PROMPT:
Copy out the data exactly, leaving the pictures behind.

STORED ROWS:
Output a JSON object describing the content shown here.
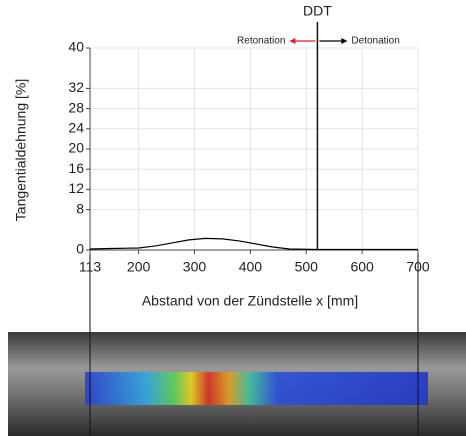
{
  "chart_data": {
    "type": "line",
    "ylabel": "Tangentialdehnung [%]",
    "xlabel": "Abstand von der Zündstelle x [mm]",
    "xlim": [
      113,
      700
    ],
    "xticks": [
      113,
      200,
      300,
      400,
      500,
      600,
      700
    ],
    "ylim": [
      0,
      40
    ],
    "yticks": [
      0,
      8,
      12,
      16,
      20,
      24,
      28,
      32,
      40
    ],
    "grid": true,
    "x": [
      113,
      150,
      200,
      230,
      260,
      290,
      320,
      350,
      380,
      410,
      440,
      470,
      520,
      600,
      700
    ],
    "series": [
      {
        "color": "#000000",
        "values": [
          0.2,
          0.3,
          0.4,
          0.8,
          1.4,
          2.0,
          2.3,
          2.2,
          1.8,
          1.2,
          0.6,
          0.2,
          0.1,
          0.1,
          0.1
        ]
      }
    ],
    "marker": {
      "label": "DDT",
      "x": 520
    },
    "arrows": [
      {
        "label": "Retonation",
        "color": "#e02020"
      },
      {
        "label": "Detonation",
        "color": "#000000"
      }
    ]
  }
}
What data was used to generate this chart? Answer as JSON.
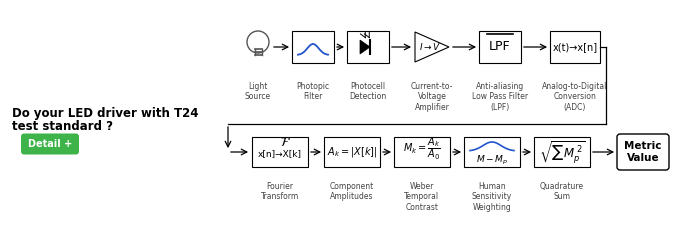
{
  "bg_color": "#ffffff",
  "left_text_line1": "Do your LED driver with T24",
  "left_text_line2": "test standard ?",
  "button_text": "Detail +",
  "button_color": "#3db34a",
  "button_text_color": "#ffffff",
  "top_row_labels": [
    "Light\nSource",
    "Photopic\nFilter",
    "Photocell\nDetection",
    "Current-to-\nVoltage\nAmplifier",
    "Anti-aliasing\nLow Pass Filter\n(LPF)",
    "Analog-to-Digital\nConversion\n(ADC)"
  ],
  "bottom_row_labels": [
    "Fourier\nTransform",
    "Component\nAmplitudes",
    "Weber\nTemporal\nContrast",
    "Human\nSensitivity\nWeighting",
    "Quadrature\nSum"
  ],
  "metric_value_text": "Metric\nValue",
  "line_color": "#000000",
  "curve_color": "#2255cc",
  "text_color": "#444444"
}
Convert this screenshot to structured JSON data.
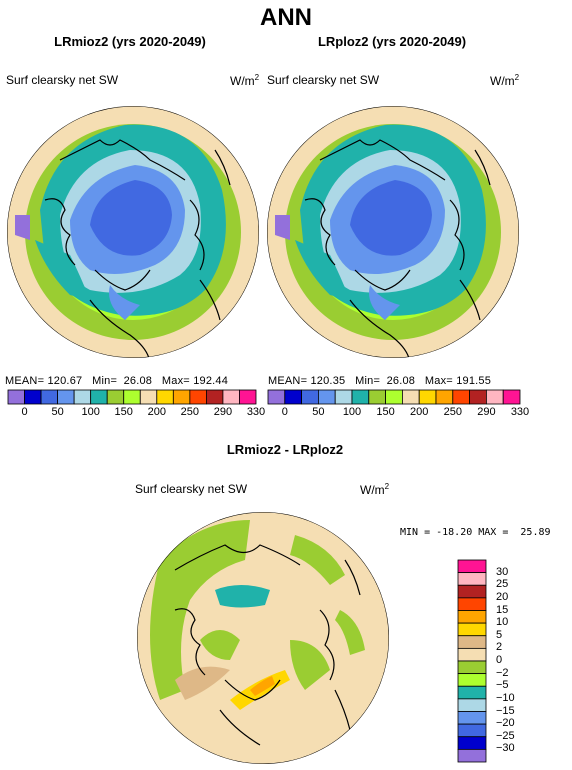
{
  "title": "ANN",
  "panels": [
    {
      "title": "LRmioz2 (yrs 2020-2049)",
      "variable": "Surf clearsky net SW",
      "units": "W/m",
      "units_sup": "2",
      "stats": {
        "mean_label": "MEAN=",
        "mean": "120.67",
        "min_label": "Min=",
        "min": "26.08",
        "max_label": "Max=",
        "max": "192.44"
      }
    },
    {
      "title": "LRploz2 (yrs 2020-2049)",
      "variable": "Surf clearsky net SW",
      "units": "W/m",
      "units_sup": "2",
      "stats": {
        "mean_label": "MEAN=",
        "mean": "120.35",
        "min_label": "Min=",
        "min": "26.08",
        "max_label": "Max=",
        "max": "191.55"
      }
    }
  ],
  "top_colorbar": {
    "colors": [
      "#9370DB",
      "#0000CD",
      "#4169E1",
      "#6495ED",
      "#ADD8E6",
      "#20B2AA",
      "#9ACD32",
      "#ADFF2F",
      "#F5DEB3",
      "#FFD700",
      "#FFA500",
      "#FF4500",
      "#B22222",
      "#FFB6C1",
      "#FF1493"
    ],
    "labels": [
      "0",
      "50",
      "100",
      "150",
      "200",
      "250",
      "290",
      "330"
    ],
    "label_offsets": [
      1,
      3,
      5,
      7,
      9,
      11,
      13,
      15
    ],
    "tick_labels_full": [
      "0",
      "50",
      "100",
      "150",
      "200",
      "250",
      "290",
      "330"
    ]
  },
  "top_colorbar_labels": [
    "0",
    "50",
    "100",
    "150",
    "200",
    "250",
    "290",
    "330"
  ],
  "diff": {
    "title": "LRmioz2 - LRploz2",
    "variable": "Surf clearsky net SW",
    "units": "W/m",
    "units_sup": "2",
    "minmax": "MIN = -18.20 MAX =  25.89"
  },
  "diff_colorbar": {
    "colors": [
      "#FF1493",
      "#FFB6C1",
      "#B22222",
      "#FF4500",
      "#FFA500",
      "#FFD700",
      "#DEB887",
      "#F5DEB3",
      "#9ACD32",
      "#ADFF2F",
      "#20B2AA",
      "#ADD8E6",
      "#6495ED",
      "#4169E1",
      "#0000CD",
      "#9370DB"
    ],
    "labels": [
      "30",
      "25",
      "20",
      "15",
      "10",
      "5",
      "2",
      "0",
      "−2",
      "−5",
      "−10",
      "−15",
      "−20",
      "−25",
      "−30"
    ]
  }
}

REPLY TO THE TASK:
Output a JSON object describing the content shown here.
{
  "chart_data": {
    "type": "line",
    "ylabel": "Tangentialdehnung [%]",
    "xlabel": "Abstand von der Zündstelle x [mm]",
    "xlim": [
      113,
      700
    ],
    "xticks": [
      113,
      200,
      300,
      400,
      500,
      600,
      700
    ],
    "ylim": [
      0,
      40
    ],
    "yticks": [
      0,
      8,
      12,
      16,
      20,
      24,
      28,
      32,
      40
    ],
    "grid": true,
    "x": [
      113,
      150,
      200,
      230,
      260,
      290,
      320,
      350,
      380,
      410,
      440,
      470,
      520,
      600,
      700
    ],
    "series": [
      {
        "color": "#000000",
        "values": [
          0.2,
          0.3,
          0.4,
          0.8,
          1.4,
          2.0,
          2.3,
          2.2,
          1.8,
          1.2,
          0.6,
          0.2,
          0.1,
          0.1,
          0.1
        ]
      }
    ],
    "marker": {
      "label": "DDT",
      "x": 520
    },
    "arrows": [
      {
        "label": "Retonation",
        "color": "#e02020"
      },
      {
        "label": "Detonation",
        "color": "#000000"
      }
    ]
  }
}
What data was used to generate this chart? Answer as JSON.
{
  "bg_color": "#ffffff",
  "left_text_line1": "Do your LED driver with T24",
  "left_text_line2": "test standard ?",
  "button_text": "Detail +",
  "button_color": "#3db34a",
  "button_text_color": "#ffffff",
  "top_row_labels": [
    "Light\nSource",
    "Photopic\nFilter",
    "Photocell\nDetection",
    "Current-to-\nVoltage\nAmplifier",
    "Anti-aliasing\nLow Pass Filter\n(LPF)",
    "Analog-to-Digital\nConversion\n(ADC)"
  ],
  "bottom_row_labels": [
    "Fourier\nTransform",
    "Component\nAmplitudes",
    "Weber\nTemporal\nContrast",
    "Human\nSensitivity\nWeighting",
    "Quadrature\nSum"
  ],
  "metric_value_text": "Metric\nValue",
  "line_color": "#000000",
  "curve_color": "#2255cc",
  "text_color": "#444444"
}
Convert this screenshot to structured JSON data.
{
  "title": "ANN",
  "panels": [
    {
      "title": "LRmioz2 (yrs 2020-2049)",
      "variable": "Surf clearsky net SW",
      "units": "W/m",
      "units_sup": "2",
      "stats": {
        "mean_label": "MEAN=",
        "mean": "120.67",
        "min_label": "Min=",
        "min": "26.08",
        "max_label": "Max=",
        "max": "192.44"
      }
    },
    {
      "title": "LRploz2 (yrs 2020-2049)",
      "variable": "Surf clearsky net SW",
      "units": "W/m",
      "units_sup": "2",
      "stats": {
        "mean_label": "MEAN=",
        "mean": "120.35",
        "min_label": "Min=",
        "min": "26.08",
        "max_label": "Max=",
        "max": "191.55"
      }
    }
  ],
  "top_colorbar": {
    "colors": [
      "#9370DB",
      "#0000CD",
      "#4169E1",
      "#6495ED",
      "#ADD8E6",
      "#20B2AA",
      "#9ACD32",
      "#ADFF2F",
      "#F5DEB3",
      "#FFD700",
      "#FFA500",
      "#FF4500",
      "#B22222",
      "#FFB6C1",
      "#FF1493"
    ],
    "labels": [
      "0",
      "50",
      "100",
      "150",
      "200",
      "250",
      "290",
      "330"
    ],
    "label_offsets": [
      1,
      3,
      5,
      7,
      9,
      11,
      13,
      15
    ],
    "tick_labels_full": [
      "0",
      "50",
      "100",
      "150",
      "200",
      "250",
      "290",
      "330"
    ]
  },
  "top_colorbar_labels": [
    "0",
    "50",
    "100",
    "150",
    "200",
    "250",
    "290",
    "330"
  ],
  "diff": {
    "title": "LRmioz2 - LRploz2",
    "variable": "Surf clearsky net SW",
    "units": "W/m",
    "units_sup": "2",
    "minmax": "MIN = -18.20 MAX =  25.89"
  },
  "diff_colorbar": {
    "colors": [
      "#FF1493",
      "#FFB6C1",
      "#B22222",
      "#FF4500",
      "#FFA500",
      "#FFD700",
      "#DEB887",
      "#F5DEB3",
      "#9ACD32",
      "#ADFF2F",
      "#20B2AA",
      "#ADD8E6",
      "#6495ED",
      "#4169E1",
      "#0000CD",
      "#9370DB"
    ],
    "labels": [
      "30",
      "25",
      "20",
      "15",
      "10",
      "5",
      "2",
      "0",
      "−2",
      "−5",
      "−10",
      "−15",
      "−20",
      "−25",
      "−30"
    ]
  }
}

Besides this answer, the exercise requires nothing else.